**Given records:**

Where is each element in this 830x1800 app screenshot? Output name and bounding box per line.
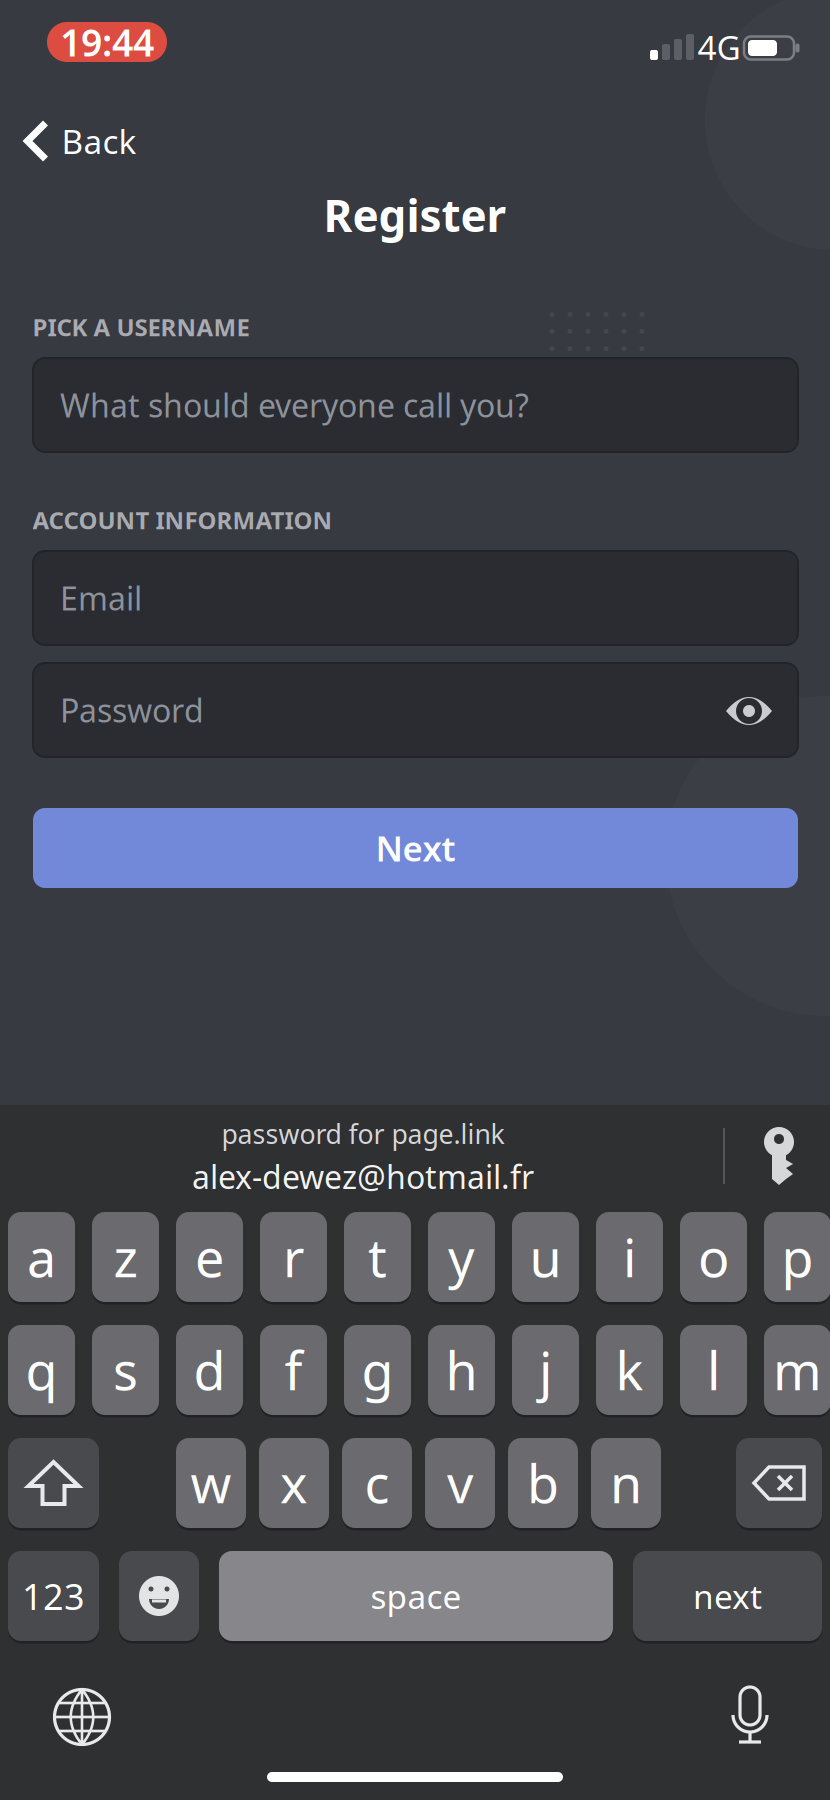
button[interactable]: o [680,1210,747,1304]
staticText: ACCOUNT INFORMATION [32,504,332,536]
button[interactable]: f [260,1324,327,1416]
staticText: next [693,1574,762,1618]
button[interactable]: next [633,1550,822,1642]
staticText: o [698,1222,729,1292]
staticText: u [530,1222,562,1292]
button[interactable]: e [176,1210,243,1304]
button[interactable]: t [344,1210,411,1304]
button[interactable]: q [8,1324,75,1416]
button[interactable] [725,684,773,738]
button[interactable]: r [260,1210,327,1304]
button[interactable]: 19:44 [47,17,167,67]
button[interactable] [736,1436,822,1530]
staticText: PICK A USERNAME [32,311,250,343]
staticText: q [26,1336,58,1405]
staticText: s [113,1336,138,1405]
staticText: 4G [698,25,740,69]
button[interactable]: What should everyone call you? [33,358,798,452]
staticText: Password [60,689,204,731]
staticText: d [194,1336,226,1405]
staticText: r [283,1222,304,1292]
button[interactable]: c [342,1436,412,1530]
staticText: alex-dewez@hotmail.fr [192,1156,534,1198]
button[interactable]: g [344,1324,411,1416]
staticText: Next [376,825,456,871]
staticText: g [362,1336,394,1405]
button[interactable]: space [219,1550,613,1642]
staticText: x [280,1448,308,1518]
staticText: space [370,1574,462,1618]
button[interactable] [119,1550,199,1642]
button[interactable]: v [425,1436,495,1530]
staticText: Back [62,119,136,163]
button[interactable]: Back [24,119,136,163]
button[interactable] [8,1436,99,1530]
button[interactable]: Email [33,551,798,645]
staticText: e [195,1222,224,1292]
button[interactable]: y [428,1210,495,1304]
button[interactable]: password for page.link [192,1116,534,1198]
staticText: z [114,1222,138,1292]
staticText: y [448,1222,475,1292]
staticText: n [610,1448,642,1518]
staticText: p [782,1222,814,1292]
staticText: k [616,1336,644,1405]
button[interactable]: Next [33,808,798,888]
staticText: password for page.link [222,1116,504,1151]
button[interactable]: d [176,1324,243,1416]
button[interactable]: s [92,1324,159,1416]
staticText: f [284,1336,302,1405]
button[interactable]: x [259,1436,329,1530]
staticText: t [368,1222,387,1292]
button[interactable]: n [591,1436,661,1530]
button[interactable]: k [596,1324,663,1416]
staticText: c [364,1448,390,1518]
button[interactable]: h [428,1324,495,1416]
button[interactable]: i [596,1210,663,1304]
staticText: j [539,1336,552,1405]
button[interactable] [732,1687,768,1745]
staticText: v [447,1448,473,1518]
staticText: Email [60,577,142,619]
staticText: i [623,1222,636,1292]
button[interactable]: 123 [8,1550,99,1642]
button[interactable]: m [764,1324,830,1416]
staticText: h [446,1336,478,1405]
button[interactable]: z [92,1210,159,1304]
staticText: b [527,1448,559,1518]
staticText: m [773,1336,822,1405]
staticText: a [27,1222,56,1292]
staticText: 19:44 [60,17,154,67]
button[interactable]: a [8,1210,75,1304]
staticText: l [707,1336,720,1405]
button[interactable]: l [680,1324,747,1416]
button[interactable]: p [764,1210,830,1304]
button[interactable]: Password [33,663,798,757]
button[interactable]: w [176,1436,246,1530]
staticText: What should everyone call you? [60,384,529,426]
staticText: Register [324,186,506,244]
button[interactable] [764,1129,794,1185]
staticText: 123 [22,1572,85,1620]
button[interactable] [54,1690,110,1744]
staticText: w [190,1448,232,1518]
button[interactable]: b [508,1436,578,1530]
button[interactable]: j [512,1324,579,1416]
button[interactable]: u [512,1210,579,1304]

**Required work:** Please lay out every line of the records above as a numbered list, dropping any blank lines and leaving out the pictures.

**Solution for this exercise:**
1. Where is each element in this 830x1800 app screenshot? Output name and bounding box per line.
2. button[interactable]: o [680,1210,747,1304]
3. staticText: ACCOUNT INFORMATION [32,504,332,536]
4. button[interactable]: f [260,1324,327,1416]
5. staticText: next [693,1574,762,1618]
6. button[interactable]: next [633,1550,822,1642]
7. staticText: o [698,1222,729,1292]
8. staticText: u [530,1222,562,1292]
9. button[interactable]: e [176,1210,243,1304]
10. button[interactable]: t [344,1210,411,1304]
11. button[interactable]: q [8,1324,75,1416]
12. button[interactable] [725,684,773,738]
13. button[interactable]: r [260,1210,327,1304]
14. button[interactable]: 19:44 [47,17,167,67]
15. button[interactable] [736,1436,822,1530]
16. staticText: PICK A USERNAME [32,311,250,343]
17. staticText: q [26,1336,58,1405]
18. staticText: s [113,1336,138,1405]
19. staticText: 4G [698,25,740,69]
20. button[interactable]: What should everyone call you? [33,358,798,452]
21. staticText: Password [60,689,204,731]
22. staticText: d [194,1336,226,1405]
23. staticText: r [283,1222,304,1292]
24. button[interactable]: c [342,1436,412,1530]
25. staticText: alex-dewez@hotmail.fr [192,1156,534,1198]
26. button[interactable]: g [344,1324,411,1416]
27. staticText: Next [376,825,456,871]
28. staticText: g [362,1336,394,1405]
29. button[interactable]: space [219,1550,613,1642]
30. staticText: x [280,1448,308,1518]
31. staticText: space [370,1574,462,1618]
32. button[interactable] [119,1550,199,1642]
33. button[interactable]: v [425,1436,495,1530]
34. staticText: Back [62,119,136,163]
35. button[interactable]: Back [24,119,136,163]
36. button[interactable] [8,1436,99,1530]
37. button[interactable]: Email [33,551,798,645]
38. staticText: e [195,1222,224,1292]
39. button[interactable]: y [428,1210,495,1304]
40. button[interactable]: password for page.link [192,1116,534,1198]
41. staticText: z [114,1222,138,1292]
42. staticText: y [448,1222,475,1292]
43. staticText: n [610,1448,642,1518]
44. staticText: p [782,1222,814,1292]
45. staticText: k [616,1336,644,1405]
46. button[interactable]: Next [33,808,798,888]
47. staticText: password for page.link [222,1116,504,1151]
48. button[interactable]: d [176,1324,243,1416]
49. button[interactable]: s [92,1324,159,1416]
50. staticText: f [284,1336,302,1405]
51. button[interactable]: x [259,1436,329,1530]
52. staticText: t [368,1222,387,1292]
53. button[interactable]: n [591,1436,661,1530]
54. button[interactable]: k [596,1324,663,1416]
55. staticText: c [364,1448,390,1518]
56. button[interactable]: h [428,1324,495,1416]
57. button[interactable]: i [596,1210,663,1304]
58. staticText: j [539,1336,552,1405]
59. button[interactable] [732,1687,768,1745]
60. staticText: v [447,1448,473,1518]
61. staticText: Email [60,577,142,619]
62. staticText: i [623,1222,636,1292]
63. button[interactable]: 123 [8,1550,99,1642]
64. button[interactable]: m [764,1324,830,1416]
65. staticText: h [446,1336,478,1405]
66. button[interactable]: z [92,1210,159,1304]
67. staticText: b [527,1448,559,1518]
68. staticText: m [773,1336,822,1405]
69. staticText: a [27,1222,56,1292]
70. staticText: 19:44 [60,17,154,67]
71. button[interactable]: a [8,1210,75,1304]
72. staticText: l [707,1336,720,1405]
73. button[interactable]: l [680,1324,747,1416]
74. button[interactable]: p [764,1210,830,1304]
75. button[interactable]: Password [33,663,798,757]
76. button[interactable]: w [176,1436,246,1530]
77. staticText: What should everyone call you? [60,384,529,426]
78. staticText: Register [324,186,506,244]
79. button[interactable] [764,1129,794,1185]
80. staticText: 123 [22,1572,85,1620]
81. button[interactable] [54,1690,110,1744]
82. staticText: w [190,1448,232,1518]
83. button[interactable]: b [508,1436,578,1530]
84. button[interactable]: j [512,1324,579,1416]
85. button[interactable]: u [512,1210,579,1304]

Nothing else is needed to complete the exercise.